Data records
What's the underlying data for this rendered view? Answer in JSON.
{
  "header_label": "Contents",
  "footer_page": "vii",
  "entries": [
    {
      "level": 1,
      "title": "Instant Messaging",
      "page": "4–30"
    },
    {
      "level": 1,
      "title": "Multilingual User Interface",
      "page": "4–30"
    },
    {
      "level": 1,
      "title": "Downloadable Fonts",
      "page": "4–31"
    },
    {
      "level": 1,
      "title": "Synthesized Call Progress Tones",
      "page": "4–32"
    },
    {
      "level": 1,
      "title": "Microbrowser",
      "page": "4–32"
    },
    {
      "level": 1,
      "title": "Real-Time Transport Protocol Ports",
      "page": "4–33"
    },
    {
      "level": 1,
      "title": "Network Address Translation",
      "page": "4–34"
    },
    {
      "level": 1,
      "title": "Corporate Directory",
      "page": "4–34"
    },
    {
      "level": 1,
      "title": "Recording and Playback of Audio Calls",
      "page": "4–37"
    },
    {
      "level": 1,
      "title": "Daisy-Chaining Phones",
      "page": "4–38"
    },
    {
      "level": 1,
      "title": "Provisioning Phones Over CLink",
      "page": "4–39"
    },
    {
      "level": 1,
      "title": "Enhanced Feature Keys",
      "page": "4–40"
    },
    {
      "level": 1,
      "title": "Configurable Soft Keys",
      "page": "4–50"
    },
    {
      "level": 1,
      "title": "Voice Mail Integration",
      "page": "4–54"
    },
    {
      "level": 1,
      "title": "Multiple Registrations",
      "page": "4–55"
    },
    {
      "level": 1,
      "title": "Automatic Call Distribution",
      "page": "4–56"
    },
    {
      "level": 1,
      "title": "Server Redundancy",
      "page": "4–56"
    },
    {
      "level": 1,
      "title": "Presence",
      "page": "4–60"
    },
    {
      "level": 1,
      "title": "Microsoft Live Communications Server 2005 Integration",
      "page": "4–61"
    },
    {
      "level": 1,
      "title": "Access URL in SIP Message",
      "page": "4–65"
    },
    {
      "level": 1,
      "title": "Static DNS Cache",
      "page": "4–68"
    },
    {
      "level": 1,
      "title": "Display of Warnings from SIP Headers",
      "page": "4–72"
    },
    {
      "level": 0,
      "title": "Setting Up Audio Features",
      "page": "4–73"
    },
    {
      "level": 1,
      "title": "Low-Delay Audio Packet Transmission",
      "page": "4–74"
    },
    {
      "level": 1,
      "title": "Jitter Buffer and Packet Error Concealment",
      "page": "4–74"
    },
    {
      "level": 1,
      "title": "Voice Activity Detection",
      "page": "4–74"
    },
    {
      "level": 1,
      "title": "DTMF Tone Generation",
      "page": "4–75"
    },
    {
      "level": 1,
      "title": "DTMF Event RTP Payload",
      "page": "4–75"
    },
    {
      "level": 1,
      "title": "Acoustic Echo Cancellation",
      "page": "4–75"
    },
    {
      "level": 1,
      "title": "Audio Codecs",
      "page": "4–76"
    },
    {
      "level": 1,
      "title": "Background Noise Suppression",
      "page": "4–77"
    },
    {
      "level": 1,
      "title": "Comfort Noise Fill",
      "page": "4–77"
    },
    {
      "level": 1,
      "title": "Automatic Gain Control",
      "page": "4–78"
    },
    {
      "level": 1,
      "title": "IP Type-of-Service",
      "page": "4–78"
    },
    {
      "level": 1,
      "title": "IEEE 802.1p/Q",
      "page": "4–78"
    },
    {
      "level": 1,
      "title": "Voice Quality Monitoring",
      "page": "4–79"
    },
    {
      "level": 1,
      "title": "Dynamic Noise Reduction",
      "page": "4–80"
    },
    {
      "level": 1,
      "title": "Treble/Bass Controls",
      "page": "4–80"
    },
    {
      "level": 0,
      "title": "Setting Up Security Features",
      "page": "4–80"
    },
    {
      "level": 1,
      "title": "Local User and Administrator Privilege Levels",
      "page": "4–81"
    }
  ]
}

■ What to do: Find every line in the listing that holds the string "User", then say how many there are as a bare number.

■ Full solution: 2